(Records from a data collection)
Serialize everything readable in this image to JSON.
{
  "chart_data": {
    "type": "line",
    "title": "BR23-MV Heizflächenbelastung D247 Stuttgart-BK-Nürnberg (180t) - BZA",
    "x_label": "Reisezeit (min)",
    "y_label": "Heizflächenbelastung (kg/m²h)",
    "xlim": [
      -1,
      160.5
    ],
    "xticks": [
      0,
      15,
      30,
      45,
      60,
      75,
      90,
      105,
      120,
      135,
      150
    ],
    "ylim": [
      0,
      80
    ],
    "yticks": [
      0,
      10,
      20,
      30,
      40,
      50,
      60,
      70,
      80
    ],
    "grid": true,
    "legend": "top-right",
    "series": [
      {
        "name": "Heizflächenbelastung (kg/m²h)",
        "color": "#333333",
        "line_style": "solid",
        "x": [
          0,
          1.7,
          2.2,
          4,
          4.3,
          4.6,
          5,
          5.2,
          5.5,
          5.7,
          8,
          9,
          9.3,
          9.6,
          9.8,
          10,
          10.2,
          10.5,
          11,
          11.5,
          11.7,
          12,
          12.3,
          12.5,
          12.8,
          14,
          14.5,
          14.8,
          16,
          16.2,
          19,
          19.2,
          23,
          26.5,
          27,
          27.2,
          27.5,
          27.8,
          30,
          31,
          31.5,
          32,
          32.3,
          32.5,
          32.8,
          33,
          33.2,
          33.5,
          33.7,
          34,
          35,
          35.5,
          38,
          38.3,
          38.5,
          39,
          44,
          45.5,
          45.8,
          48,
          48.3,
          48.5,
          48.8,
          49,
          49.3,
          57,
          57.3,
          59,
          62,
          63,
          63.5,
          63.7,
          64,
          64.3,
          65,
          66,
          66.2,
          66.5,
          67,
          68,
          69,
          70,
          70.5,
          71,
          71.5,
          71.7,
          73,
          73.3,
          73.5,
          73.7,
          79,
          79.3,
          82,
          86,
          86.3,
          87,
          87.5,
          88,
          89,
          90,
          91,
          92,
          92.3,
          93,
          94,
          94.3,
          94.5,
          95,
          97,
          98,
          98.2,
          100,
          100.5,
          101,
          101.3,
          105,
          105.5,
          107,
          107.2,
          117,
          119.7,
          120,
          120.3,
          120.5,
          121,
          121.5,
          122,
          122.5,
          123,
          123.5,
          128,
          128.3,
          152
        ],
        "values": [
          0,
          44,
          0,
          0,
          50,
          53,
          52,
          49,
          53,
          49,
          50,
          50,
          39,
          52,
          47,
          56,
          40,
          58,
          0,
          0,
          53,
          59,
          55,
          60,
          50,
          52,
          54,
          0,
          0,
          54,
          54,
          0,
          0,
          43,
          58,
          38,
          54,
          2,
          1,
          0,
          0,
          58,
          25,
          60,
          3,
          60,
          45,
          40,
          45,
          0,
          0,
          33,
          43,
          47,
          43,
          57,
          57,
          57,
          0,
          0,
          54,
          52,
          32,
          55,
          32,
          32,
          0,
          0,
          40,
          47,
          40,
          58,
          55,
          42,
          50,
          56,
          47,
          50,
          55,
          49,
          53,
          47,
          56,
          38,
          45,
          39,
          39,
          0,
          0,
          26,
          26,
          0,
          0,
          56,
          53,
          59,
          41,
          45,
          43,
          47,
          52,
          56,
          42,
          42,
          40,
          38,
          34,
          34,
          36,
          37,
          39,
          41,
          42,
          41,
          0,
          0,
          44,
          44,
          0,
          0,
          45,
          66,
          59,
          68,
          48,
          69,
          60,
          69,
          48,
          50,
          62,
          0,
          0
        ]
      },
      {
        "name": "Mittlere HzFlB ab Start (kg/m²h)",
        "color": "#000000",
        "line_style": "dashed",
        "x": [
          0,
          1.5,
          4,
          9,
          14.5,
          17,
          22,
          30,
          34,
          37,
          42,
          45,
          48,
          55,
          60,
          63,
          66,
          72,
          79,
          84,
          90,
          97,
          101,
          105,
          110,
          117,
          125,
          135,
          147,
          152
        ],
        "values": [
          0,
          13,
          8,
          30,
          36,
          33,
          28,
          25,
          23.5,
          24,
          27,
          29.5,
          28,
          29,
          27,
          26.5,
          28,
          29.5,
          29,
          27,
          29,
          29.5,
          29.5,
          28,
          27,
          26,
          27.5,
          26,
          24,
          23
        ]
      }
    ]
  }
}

| DIRECTIVE |
Print out the whole listing exactly as it appears.

| WRITTEN ANSWER |
Serialize everything readable in this image to JSON.
{
  "chart_data": {
    "type": "line",
    "title": "BR23-MV Heizflächenbelastung D247 Stuttgart-BK-Nürnberg (180t) - BZA",
    "x_label": "Reisezeit (min)",
    "y_label": "Heizflächenbelastung (kg/m²h)",
    "xlim": [
      -1,
      160.5
    ],
    "xticks": [
      0,
      15,
      30,
      45,
      60,
      75,
      90,
      105,
      120,
      135,
      150
    ],
    "ylim": [
      0,
      80
    ],
    "yticks": [
      0,
      10,
      20,
      30,
      40,
      50,
      60,
      70,
      80
    ],
    "grid": true,
    "legend": "top-right",
    "series": [
      {
        "name": "Heizflächenbelastung (kg/m²h)",
        "color": "#333333",
        "line_style": "solid",
        "x": [
          0,
          1.7,
          2.2,
          4,
          4.3,
          4.6,
          5,
          5.2,
          5.5,
          5.7,
          8,
          9,
          9.3,
          9.6,
          9.8,
          10,
          10.2,
          10.5,
          11,
          11.5,
          11.7,
          12,
          12.3,
          12.5,
          12.8,
          14,
          14.5,
          14.8,
          16,
          16.2,
          19,
          19.2,
          23,
          26.5,
          27,
          27.2,
          27.5,
          27.8,
          30,
          31,
          31.5,
          32,
          32.3,
          32.5,
          32.8,
          33,
          33.2,
          33.5,
          33.7,
          34,
          35,
          35.5,
          38,
          38.3,
          38.5,
          39,
          44,
          45.5,
          45.8,
          48,
          48.3,
          48.5,
          48.8,
          49,
          49.3,
          57,
          57.3,
          59,
          62,
          63,
          63.5,
          63.7,
          64,
          64.3,
          65,
          66,
          66.2,
          66.5,
          67,
          68,
          69,
          70,
          70.5,
          71,
          71.5,
          71.7,
          73,
          73.3,
          73.5,
          73.7,
          79,
          79.3,
          82,
          86,
          86.3,
          87,
          87.5,
          88,
          89,
          90,
          91,
          92,
          92.3,
          93,
          94,
          94.3,
          94.5,
          95,
          97,
          98,
          98.2,
          100,
          100.5,
          101,
          101.3,
          105,
          105.5,
          107,
          107.2,
          117,
          119.7,
          120,
          120.3,
          120.5,
          121,
          121.5,
          122,
          122.5,
          123,
          123.5,
          128,
          128.3,
          152
        ],
        "values": [
          0,
          44,
          0,
          0,
          50,
          53,
          52,
          49,
          53,
          49,
          50,
          50,
          39,
          52,
          47,
          56,
          40,
          58,
          0,
          0,
          53,
          59,
          55,
          60,
          50,
          52,
          54,
          0,
          0,
          54,
          54,
          0,
          0,
          43,
          58,
          38,
          54,
          2,
          1,
          0,
          0,
          58,
          25,
          60,
          3,
          60,
          45,
          40,
          45,
          0,
          0,
          33,
          43,
          47,
          43,
          57,
          57,
          57,
          0,
          0,
          54,
          52,
          32,
          55,
          32,
          32,
          0,
          0,
          40,
          47,
          40,
          58,
          55,
          42,
          50,
          56,
          47,
          50,
          55,
          49,
          53,
          47,
          56,
          38,
          45,
          39,
          39,
          0,
          0,
          26,
          26,
          0,
          0,
          56,
          53,
          59,
          41,
          45,
          43,
          47,
          52,
          56,
          42,
          42,
          40,
          38,
          34,
          34,
          36,
          37,
          39,
          41,
          42,
          41,
          0,
          0,
          44,
          44,
          0,
          0,
          45,
          66,
          59,
          68,
          48,
          69,
          60,
          69,
          48,
          50,
          62,
          0,
          0
        ]
      },
      {
        "name": "Mittlere HzFlB ab Start (kg/m²h)",
        "color": "#000000",
        "line_style": "dashed",
        "x": [
          0,
          1.5,
          4,
          9,
          14.5,
          17,
          22,
          30,
          34,
          37,
          42,
          45,
          48,
          55,
          60,
          63,
          66,
          72,
          79,
          84,
          90,
          97,
          101,
          105,
          110,
          117,
          125,
          135,
          147,
          152
        ],
        "values": [
          0,
          13,
          8,
          30,
          36,
          33,
          28,
          25,
          23.5,
          24,
          27,
          29.5,
          28,
          29,
          27,
          26.5,
          28,
          29.5,
          29,
          27,
          29,
          29.5,
          29.5,
          28,
          27,
          26,
          27.5,
          26,
          24,
          23
        ]
      }
    ]
  }
}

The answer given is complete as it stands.